Given task >> Repeat the listing in full, word for word.

--------

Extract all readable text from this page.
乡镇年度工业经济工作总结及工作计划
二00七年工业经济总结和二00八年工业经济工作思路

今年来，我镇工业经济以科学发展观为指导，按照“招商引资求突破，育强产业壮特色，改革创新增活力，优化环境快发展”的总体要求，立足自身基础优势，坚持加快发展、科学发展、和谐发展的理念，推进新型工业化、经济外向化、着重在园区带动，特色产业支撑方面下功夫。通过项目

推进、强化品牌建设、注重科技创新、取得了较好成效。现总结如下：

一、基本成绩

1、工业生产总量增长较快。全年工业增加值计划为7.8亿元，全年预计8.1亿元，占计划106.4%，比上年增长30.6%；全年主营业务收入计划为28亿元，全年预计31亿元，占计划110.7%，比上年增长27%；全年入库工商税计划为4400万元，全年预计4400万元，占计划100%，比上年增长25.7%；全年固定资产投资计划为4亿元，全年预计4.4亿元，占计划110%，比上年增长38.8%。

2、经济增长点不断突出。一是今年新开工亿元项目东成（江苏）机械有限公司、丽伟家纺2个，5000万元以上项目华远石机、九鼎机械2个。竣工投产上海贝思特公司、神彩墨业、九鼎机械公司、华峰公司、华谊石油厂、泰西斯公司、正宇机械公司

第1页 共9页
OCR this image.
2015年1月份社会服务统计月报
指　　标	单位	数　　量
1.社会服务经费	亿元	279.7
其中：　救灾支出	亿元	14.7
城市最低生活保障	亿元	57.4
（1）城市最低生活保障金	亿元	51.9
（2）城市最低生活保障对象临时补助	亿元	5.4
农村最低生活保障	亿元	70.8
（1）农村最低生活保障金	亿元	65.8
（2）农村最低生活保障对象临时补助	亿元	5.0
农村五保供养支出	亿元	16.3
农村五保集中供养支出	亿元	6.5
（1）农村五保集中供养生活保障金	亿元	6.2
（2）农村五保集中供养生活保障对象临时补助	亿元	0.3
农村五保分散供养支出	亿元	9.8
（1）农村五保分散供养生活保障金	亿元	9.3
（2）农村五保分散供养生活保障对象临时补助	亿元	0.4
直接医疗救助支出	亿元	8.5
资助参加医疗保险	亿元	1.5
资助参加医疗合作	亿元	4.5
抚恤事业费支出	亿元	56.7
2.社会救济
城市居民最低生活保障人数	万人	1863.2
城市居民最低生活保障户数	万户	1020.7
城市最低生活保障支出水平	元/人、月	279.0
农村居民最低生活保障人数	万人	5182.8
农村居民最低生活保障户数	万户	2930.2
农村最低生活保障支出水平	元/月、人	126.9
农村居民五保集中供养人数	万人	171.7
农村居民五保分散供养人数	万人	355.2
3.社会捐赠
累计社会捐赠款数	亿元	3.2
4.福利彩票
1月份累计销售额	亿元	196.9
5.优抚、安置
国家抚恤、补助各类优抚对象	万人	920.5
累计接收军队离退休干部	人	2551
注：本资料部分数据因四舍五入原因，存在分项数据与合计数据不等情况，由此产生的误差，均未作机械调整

--------

The output >>
Extract all readable text from this page.
乡镇年度工业经济工作总结及工作计划
二00七年工业经济总结和二00八年工业经济工作思路

今年来，我镇工业经济以科学发展观为指导，按照“招商引资求突破，育强产业壮特色，改革创新增活力，优化环境快发展”的总体要求，立足自身基础优势，坚持加快发展、科学发展、和谐发展的理念，推进新型工业化、经济外向化、着重在园区带动，特色产业支撑方面下功夫。通过项目

推进、强化品牌建设、注重科技创新、取得了较好成效。现总结如下：

一、基本成绩

1、工业生产总量增长较快。全年工业增加值计划为7.8亿元，全年预计8.1亿元，占计划106.4%，比上年增长30.6%；全年主营业务收入计划为28亿元，全年预计31亿元，占计划110.7%，比上年增长27%；全年入库工商税计划为4400万元，全年预计4400万元，占计划100%，比上年增长25.7%；全年固定资产投资计划为4亿元，全年预计4.4亿元，占计划110%，比上年增长38.8%。

2、经济增长点不断突出。一是今年新开工亿元项目东成（江苏）机械有限公司、丽伟家纺2个，5000万元以上项目华远石机、九鼎机械2个。竣工投产上海贝思特公司、神彩墨业、九鼎机械公司、华峰公司、华谊石油厂、泰西斯公司、正宇机械公司

第1页 共9页
OCR this image.
2015年1月份社会服务统计月报
指　　标	单位	数　　量
1.社会服务经费	亿元	279.7
其中：　救灾支出	亿元	14.7
城市最低生活保障	亿元	57.4
（1）城市最低生活保障金	亿元	51.9
（2）城市最低生活保障对象临时补助	亿元	5.4
农村最低生活保障	亿元	70.8
（1）农村最低生活保障金	亿元	65.8
（2）农村最低生活保障对象临时补助	亿元	5.0
农村五保供养支出	亿元	16.3
农村五保集中供养支出	亿元	6.5
（1）农村五保集中供养生活保障金	亿元	6.2
（2）农村五保集中供养生活保障对象临时补助	亿元	0.3
农村五保分散供养支出	亿元	9.8
（1）农村五保分散供养生活保障金	亿元	9.3
（2）农村五保分散供养生活保障对象临时补助	亿元	0.4
直接医疗救助支出	亿元	8.5
资助参加医疗保险	亿元	1.5
资助参加医疗合作	亿元	4.5
抚恤事业费支出	亿元	56.7
2.社会救济
城市居民最低生活保障人数	万人	1863.2
城市居民最低生活保障户数	万户	1020.7
城市最低生活保障支出水平	元/人、月	279.0
农村居民最低生活保障人数	万人	5182.8
农村居民最低生活保障户数	万户	2930.2
农村最低生活保障支出水平	元/月、人	126.9
农村居民五保集中供养人数	万人	171.7
农村居民五保分散供养人数	万人	355.2
3.社会捐赠
累计社会捐赠款数	亿元	3.2
4.福利彩票
1月份累计销售额	亿元	196.9
5.优抚、安置
国家抚恤、补助各类优抚对象	万人	920.5
累计接收军队离退休干部	人	2551
注：本资料部分数据因四舍五入原因，存在分项数据与合计数据不等情况，由此产生的误差，均未作机械调整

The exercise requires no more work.